_Required work:_
Write out the material below word for word, starting from its first line and stopping after the line that contains "table-cell: Af <box>398 195 413 213</box>".

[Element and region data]

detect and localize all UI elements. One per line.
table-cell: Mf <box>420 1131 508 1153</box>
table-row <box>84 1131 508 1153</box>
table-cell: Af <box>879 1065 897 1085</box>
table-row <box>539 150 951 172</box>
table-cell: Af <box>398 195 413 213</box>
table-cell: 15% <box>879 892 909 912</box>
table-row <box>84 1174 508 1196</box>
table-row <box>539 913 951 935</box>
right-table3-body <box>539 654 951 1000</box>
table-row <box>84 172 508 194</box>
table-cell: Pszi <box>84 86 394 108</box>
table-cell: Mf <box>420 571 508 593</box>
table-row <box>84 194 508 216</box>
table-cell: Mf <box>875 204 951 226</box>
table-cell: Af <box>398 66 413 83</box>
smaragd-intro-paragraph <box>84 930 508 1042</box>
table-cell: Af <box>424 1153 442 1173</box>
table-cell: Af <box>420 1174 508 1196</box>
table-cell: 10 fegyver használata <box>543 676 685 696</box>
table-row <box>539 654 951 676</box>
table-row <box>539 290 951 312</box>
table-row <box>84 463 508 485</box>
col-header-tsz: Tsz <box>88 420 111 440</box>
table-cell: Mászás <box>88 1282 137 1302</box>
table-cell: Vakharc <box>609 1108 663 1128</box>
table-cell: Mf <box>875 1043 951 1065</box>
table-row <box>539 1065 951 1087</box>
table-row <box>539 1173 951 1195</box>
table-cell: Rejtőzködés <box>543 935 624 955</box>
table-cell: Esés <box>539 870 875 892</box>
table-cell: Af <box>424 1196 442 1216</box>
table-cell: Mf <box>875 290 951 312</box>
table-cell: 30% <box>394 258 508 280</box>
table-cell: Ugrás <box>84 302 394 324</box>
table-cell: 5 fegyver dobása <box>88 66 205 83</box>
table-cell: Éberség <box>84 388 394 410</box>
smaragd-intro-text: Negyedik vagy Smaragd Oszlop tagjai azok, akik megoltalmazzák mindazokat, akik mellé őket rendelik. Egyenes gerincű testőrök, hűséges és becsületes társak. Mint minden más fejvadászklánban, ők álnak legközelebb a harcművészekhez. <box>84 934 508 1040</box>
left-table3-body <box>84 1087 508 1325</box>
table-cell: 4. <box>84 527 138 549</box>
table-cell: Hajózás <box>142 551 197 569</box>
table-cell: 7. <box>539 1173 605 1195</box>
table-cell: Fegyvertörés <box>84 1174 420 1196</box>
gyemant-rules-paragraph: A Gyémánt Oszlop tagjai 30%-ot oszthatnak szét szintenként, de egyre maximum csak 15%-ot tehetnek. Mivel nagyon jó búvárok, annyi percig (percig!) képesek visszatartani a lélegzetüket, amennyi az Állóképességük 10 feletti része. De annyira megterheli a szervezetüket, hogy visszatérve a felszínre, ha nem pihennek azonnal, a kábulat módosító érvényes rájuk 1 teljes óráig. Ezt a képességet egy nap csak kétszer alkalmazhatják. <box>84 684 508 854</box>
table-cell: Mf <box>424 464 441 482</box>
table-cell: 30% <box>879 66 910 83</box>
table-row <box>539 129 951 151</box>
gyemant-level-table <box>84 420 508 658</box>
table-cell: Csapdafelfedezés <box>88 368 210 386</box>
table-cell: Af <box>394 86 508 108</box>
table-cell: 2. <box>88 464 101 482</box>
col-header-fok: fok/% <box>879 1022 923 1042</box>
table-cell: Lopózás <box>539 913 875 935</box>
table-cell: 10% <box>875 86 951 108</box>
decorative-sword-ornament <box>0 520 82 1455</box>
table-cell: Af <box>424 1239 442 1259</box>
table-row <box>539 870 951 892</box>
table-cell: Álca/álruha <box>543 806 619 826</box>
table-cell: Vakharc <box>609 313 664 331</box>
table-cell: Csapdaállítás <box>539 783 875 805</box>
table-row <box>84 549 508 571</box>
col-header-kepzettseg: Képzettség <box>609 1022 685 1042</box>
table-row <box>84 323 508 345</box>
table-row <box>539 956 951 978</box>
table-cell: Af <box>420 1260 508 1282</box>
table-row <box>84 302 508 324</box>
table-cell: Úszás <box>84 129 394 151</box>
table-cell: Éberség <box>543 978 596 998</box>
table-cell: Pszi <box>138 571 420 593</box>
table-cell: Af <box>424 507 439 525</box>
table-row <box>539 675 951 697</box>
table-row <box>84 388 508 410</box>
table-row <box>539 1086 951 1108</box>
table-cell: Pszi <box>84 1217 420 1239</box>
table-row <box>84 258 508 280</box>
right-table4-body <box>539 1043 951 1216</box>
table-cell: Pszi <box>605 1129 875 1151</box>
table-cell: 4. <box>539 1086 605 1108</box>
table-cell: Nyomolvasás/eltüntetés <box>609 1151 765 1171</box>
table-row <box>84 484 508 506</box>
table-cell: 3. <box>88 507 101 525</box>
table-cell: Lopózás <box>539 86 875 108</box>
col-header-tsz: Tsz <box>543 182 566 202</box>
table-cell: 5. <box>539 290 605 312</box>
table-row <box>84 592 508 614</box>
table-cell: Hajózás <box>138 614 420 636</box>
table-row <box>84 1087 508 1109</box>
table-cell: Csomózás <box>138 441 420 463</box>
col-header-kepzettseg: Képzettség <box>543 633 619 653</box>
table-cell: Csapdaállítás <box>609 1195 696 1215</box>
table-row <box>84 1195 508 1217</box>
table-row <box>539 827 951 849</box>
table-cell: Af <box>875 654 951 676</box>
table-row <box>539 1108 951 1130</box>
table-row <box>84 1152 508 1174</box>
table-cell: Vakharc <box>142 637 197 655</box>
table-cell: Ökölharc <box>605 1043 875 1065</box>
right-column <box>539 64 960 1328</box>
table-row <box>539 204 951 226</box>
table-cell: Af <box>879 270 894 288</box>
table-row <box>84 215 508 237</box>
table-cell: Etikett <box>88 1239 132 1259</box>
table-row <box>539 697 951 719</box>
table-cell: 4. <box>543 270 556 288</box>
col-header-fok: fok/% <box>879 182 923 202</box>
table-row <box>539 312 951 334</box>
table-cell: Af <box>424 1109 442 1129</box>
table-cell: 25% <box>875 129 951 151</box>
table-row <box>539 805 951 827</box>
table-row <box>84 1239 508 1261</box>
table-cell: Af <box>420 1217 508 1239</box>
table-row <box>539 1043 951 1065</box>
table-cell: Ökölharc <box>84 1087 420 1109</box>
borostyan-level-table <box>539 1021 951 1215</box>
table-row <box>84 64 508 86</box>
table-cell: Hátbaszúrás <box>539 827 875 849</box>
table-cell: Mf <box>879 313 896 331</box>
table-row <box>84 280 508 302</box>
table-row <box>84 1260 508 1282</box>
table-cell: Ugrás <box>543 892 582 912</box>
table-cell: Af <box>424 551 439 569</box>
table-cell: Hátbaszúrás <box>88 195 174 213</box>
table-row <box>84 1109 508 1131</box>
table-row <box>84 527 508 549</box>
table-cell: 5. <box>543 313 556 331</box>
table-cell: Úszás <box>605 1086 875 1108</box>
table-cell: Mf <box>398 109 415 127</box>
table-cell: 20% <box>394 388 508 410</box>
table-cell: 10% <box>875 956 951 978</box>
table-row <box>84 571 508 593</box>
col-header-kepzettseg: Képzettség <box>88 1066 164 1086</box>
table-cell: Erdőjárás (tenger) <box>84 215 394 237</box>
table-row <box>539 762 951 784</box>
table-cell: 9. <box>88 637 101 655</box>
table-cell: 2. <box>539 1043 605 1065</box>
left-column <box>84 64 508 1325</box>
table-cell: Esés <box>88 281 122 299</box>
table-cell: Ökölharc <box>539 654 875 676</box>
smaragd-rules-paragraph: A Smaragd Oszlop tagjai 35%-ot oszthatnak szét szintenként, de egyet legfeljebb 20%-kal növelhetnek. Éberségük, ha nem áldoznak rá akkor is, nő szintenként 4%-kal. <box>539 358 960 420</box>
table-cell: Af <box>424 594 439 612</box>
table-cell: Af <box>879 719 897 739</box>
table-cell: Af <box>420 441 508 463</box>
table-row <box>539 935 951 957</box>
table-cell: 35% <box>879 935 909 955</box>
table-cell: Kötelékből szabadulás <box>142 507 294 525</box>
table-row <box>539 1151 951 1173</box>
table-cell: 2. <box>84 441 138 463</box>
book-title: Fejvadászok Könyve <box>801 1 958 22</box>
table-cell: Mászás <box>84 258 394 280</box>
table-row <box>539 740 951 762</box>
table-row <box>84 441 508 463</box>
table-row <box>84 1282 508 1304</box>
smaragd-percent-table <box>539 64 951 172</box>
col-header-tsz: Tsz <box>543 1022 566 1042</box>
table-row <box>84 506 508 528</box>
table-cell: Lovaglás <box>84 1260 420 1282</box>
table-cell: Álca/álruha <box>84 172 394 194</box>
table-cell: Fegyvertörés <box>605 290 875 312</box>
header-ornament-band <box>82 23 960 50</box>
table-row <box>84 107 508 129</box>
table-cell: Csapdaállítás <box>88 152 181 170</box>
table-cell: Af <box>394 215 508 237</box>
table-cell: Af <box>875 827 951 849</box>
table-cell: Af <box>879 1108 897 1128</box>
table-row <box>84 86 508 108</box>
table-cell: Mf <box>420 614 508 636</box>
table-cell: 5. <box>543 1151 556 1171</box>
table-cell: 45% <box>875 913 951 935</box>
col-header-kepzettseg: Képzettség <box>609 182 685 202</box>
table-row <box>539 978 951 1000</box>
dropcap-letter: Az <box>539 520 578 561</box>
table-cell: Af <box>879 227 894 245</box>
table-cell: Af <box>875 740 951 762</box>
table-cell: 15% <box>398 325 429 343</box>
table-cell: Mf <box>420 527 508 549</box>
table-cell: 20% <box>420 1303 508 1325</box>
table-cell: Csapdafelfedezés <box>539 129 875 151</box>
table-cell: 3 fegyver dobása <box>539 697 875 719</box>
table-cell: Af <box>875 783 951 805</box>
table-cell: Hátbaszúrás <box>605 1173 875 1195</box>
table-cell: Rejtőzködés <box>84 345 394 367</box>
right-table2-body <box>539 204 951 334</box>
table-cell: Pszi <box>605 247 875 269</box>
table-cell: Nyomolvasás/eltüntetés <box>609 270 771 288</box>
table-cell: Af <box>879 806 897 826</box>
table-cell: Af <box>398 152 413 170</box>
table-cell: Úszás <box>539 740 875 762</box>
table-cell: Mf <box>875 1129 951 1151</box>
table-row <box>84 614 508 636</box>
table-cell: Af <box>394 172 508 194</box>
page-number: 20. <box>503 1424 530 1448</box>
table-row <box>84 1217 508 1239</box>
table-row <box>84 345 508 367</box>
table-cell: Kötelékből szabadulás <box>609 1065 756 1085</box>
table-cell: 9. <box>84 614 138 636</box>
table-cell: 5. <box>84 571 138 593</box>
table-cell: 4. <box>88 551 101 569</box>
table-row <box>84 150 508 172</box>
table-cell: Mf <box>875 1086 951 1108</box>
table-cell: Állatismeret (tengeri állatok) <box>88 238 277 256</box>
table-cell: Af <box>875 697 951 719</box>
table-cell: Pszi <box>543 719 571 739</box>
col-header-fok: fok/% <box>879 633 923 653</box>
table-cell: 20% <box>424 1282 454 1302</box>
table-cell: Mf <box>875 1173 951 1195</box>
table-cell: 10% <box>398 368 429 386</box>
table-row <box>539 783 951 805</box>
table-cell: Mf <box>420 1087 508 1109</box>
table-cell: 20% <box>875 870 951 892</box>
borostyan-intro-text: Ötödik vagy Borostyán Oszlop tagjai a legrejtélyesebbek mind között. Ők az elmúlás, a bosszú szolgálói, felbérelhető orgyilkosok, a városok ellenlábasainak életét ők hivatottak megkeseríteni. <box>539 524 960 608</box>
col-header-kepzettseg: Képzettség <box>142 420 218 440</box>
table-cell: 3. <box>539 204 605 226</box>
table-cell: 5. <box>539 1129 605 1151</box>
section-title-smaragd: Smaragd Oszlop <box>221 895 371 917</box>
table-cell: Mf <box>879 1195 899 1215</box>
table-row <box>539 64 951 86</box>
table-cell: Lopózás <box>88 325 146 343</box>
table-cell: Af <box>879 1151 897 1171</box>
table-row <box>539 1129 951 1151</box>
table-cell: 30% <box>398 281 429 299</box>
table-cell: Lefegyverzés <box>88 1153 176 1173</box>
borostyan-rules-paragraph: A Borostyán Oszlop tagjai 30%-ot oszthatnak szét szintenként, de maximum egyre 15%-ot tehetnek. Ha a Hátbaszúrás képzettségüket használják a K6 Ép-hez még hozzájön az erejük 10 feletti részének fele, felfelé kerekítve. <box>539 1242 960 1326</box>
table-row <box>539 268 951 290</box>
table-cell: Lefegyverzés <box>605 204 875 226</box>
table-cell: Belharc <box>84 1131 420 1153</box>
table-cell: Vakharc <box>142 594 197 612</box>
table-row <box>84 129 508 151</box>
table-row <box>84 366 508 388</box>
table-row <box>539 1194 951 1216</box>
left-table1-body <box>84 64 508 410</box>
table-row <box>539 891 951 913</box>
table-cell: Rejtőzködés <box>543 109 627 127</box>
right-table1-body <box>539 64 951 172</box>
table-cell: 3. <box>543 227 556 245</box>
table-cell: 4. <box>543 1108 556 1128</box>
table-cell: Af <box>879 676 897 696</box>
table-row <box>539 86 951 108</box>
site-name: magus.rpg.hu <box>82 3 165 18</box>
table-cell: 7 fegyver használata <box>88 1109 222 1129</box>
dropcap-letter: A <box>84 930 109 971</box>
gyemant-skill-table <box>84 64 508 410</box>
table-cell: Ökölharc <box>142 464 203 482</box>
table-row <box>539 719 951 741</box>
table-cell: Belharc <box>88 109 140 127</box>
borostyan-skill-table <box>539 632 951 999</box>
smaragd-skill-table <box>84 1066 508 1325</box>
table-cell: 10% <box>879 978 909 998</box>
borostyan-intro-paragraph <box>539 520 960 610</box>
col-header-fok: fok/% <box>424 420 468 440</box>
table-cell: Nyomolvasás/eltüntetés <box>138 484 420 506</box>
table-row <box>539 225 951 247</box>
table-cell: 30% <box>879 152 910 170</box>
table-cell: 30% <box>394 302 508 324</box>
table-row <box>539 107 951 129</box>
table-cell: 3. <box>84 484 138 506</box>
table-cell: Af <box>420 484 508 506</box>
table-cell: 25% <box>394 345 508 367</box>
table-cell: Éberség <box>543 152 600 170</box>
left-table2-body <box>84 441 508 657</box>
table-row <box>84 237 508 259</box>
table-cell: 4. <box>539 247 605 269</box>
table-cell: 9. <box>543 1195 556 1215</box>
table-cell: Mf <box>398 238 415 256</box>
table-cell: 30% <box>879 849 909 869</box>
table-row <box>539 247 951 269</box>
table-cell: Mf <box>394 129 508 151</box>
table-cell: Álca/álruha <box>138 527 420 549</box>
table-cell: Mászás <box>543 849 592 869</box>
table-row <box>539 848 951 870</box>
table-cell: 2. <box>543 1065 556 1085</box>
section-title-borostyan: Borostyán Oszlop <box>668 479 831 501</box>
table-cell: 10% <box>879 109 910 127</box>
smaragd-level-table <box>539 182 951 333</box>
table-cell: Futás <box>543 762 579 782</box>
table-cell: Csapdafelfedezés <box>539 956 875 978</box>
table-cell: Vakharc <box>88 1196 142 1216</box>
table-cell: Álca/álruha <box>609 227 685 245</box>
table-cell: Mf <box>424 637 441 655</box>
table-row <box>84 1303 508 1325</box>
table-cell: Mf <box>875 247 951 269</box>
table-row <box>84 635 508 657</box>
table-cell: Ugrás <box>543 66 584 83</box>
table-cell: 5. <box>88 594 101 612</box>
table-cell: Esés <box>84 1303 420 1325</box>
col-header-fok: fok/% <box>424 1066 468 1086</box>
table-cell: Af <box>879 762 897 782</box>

_Correct result:_
detect and localize all UI elements. One per line.
table-cell: Mf <box>420 1131 508 1153</box>
table-row <box>84 1131 508 1153</box>
table-cell: Af <box>879 1065 897 1085</box>
table-row <box>539 150 951 172</box>
table-cell: Af <box>398 195 413 213</box>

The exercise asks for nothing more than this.